**BRANO CITATO:**
Il pianeta più interno, chiamato TOI 700 b, è quasi esattamente delle dimensioni della Terra, è probabilmente roccioso e completa un’orbita ogni 10 giorni. Il pianeta medio, TOI 700 c, è 2,6 volte più grande della Terra – tra le dimensioni della Terra e di Nettuno – orbita ogni 16 giorni ed è probabilmente un mondo dominato dai gas. TOI 700 d, il pianeta più esterno conosciuto nel sistema e l’unico nella zona abitabile, è circa il 20% più grande della Terra, orbita ogni 37 giorni e riceve dalla sua stella l’86% dell’energia che il Sole fornisce alla Terra. Si pensa che tutti i pianeti siano bloccati in modo ordinato alla loro stella, il che significa che ruotano una volta per orbita in modo che un lato sia costantemente immerso nella luce del giorno.

La conferma di Spitzer

Un team di scienziati, guidato da Joseph Rodriguez, astronomo del Center for Astrophysics | Harvard & Smithsonian a Cambridge, nel Massachusetts, hanno richiesto osservazioni di follow-up con Spitzer per confermare TOI 700 d.

Dato l’impatto di questa scoperta – il primo pianeta di dimensioni terrestri della zona abitabile individuato da TESS – volevamo davvero che la nostra comprensione di questo sistema fosse il più concreta possibile“, ha detto Rodriguez. “Spitzer ha visto il TOI 700 d transitare esattamente quando ce lo aspettavamo. È una scoperta che si va ad aggungere all’eredità lasciata da una missione che ha contribuito a confermare due dei pianeti di TRAPPIST-1 e che ha permesso di identificarne altri cinque”.

**DATI DISPONIBILI:**
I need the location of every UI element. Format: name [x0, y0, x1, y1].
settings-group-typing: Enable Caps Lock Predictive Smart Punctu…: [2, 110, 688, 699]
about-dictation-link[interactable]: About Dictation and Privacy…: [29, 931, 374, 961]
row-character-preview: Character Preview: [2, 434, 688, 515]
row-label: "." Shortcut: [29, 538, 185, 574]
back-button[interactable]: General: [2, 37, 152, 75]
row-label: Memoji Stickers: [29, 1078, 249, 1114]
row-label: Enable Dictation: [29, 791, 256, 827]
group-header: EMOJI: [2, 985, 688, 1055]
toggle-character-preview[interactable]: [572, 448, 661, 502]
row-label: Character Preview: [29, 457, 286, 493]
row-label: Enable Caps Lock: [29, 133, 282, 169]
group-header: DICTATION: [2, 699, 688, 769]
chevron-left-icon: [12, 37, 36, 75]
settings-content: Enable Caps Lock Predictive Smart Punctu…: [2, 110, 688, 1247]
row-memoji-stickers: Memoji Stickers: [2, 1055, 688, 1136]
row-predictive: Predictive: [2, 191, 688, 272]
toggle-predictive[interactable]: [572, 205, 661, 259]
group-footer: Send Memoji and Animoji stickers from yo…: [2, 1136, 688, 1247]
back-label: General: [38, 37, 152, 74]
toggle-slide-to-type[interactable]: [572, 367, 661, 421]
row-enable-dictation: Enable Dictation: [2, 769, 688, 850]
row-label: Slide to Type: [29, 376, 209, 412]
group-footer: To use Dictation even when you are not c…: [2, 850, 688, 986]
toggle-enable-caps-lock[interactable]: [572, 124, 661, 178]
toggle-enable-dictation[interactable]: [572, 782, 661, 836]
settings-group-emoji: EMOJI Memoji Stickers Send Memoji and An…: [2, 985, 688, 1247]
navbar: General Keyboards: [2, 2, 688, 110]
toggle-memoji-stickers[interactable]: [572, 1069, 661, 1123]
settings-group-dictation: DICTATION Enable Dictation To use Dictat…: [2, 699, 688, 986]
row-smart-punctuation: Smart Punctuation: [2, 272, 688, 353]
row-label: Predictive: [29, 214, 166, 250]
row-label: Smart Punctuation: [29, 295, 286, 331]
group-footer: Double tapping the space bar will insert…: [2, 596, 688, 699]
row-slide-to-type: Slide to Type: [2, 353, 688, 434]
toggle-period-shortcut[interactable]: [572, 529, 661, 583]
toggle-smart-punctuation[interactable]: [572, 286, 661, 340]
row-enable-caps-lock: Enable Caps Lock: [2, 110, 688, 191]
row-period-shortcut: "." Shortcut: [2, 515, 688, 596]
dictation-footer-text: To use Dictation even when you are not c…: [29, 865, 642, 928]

**ISTRUZIONI:**
(A) Elenca tutti i pianeti del sistema TOI 700 nominati nel brano citato.
(B) Secondo il brano citato, quale percentuale dell'energia che il Sole fornisce alla Terra riceve TOI 700 d dalla sua stella?
(C) Cita dal brano citato il testo che inizia con le parole "Un team di scienziati, guidato" e termina con le parole "confermare TOI 700 d.".

**RISULTATI IN ORDINE:**
(A) TOI 700 b, TOI 700 c, TOI 700 d

(B) L'86%.

(C)
Un team di scienziati, guidato da Joseph Rodriguez, astronomo del Center for Astrophysics | Harvard & Smithsonian a Cambridge, nel Massachusetts, hanno richiesto osservazioni di follow-up con Spitzer per confermare TOI 700 d.